* **BRIEF**: Report, as a bare number, how many lines hold "líder".

* **RECORDS SHOWN**:
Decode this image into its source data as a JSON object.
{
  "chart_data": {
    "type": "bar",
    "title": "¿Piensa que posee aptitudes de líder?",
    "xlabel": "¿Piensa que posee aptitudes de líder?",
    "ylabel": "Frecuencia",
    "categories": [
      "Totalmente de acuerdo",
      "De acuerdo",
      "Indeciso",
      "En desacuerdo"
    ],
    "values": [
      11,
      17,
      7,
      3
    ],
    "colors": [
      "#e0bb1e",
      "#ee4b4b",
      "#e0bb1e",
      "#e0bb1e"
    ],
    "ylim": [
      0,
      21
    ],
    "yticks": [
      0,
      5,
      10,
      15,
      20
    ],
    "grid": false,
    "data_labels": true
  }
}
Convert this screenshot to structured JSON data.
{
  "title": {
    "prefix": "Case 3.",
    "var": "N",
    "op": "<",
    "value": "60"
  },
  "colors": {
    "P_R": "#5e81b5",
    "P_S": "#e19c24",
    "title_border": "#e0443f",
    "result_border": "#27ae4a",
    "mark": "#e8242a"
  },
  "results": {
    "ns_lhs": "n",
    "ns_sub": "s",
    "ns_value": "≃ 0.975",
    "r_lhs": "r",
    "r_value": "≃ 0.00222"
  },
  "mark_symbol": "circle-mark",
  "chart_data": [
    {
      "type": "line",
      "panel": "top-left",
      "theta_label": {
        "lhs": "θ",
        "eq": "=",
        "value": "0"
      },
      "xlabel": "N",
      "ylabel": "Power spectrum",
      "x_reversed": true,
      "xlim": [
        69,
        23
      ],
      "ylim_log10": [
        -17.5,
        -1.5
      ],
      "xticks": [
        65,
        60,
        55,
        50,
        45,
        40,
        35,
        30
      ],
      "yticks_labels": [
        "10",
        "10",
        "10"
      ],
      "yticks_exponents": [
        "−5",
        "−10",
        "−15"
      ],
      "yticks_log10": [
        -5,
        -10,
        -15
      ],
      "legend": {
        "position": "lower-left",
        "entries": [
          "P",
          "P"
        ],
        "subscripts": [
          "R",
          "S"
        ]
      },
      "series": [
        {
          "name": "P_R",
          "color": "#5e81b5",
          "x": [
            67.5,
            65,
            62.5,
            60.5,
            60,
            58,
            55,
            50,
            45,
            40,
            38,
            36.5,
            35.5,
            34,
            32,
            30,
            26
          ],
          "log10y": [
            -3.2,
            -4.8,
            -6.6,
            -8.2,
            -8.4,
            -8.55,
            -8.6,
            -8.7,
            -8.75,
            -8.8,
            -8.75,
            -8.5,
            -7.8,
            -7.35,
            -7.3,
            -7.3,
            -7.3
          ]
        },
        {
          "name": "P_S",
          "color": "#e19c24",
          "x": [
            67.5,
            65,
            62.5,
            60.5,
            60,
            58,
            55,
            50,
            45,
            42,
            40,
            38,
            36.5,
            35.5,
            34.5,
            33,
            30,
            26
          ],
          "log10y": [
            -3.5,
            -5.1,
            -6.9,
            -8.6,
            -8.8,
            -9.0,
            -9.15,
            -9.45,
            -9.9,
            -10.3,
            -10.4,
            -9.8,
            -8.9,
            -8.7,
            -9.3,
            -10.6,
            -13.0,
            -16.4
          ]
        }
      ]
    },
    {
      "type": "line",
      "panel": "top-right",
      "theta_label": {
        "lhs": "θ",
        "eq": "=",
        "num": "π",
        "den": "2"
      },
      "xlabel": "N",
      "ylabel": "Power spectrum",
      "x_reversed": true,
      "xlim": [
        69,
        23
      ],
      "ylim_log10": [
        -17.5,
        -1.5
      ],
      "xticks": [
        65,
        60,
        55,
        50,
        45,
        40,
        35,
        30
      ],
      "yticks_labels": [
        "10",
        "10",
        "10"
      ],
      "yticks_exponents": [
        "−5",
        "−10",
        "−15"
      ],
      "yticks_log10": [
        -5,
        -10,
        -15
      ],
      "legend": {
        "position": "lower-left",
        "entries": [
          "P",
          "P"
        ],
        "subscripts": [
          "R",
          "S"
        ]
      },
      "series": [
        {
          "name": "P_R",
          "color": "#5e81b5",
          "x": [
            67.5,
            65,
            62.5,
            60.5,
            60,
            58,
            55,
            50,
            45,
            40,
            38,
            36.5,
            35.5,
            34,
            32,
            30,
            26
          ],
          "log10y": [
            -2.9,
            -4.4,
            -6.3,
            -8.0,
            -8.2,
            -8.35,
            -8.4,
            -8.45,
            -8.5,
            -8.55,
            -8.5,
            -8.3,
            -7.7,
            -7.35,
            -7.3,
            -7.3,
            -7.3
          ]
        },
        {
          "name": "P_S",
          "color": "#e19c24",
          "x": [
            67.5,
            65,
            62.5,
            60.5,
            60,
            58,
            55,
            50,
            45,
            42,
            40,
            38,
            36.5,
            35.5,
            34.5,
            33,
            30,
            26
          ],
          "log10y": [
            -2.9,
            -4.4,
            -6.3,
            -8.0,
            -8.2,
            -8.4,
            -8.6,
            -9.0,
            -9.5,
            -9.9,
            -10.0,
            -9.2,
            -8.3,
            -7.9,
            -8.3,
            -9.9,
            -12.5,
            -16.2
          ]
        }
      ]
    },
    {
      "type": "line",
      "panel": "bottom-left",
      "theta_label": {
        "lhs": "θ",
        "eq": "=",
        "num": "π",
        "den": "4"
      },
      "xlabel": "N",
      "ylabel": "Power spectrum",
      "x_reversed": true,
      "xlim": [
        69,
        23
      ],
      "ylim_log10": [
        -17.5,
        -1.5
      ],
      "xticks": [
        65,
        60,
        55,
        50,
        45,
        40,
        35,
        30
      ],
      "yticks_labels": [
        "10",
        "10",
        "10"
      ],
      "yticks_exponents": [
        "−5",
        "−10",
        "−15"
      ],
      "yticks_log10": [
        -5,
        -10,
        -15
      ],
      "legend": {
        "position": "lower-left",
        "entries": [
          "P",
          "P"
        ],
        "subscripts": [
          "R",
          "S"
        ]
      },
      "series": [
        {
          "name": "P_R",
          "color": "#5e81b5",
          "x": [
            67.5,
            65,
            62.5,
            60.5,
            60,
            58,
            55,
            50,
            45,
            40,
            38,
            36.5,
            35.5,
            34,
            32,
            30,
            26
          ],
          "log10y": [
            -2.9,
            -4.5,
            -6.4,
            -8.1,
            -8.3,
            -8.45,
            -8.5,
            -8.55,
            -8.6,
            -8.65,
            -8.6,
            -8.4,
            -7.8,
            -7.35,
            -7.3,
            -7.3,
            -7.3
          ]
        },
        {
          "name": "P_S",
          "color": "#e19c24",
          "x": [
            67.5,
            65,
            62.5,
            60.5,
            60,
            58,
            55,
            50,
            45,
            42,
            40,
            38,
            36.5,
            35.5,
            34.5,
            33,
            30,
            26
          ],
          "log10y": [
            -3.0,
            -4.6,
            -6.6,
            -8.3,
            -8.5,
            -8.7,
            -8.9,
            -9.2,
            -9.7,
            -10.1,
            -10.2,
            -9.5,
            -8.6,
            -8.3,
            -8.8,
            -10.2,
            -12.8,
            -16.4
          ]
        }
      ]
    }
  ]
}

* **THE OUTPUT**: 2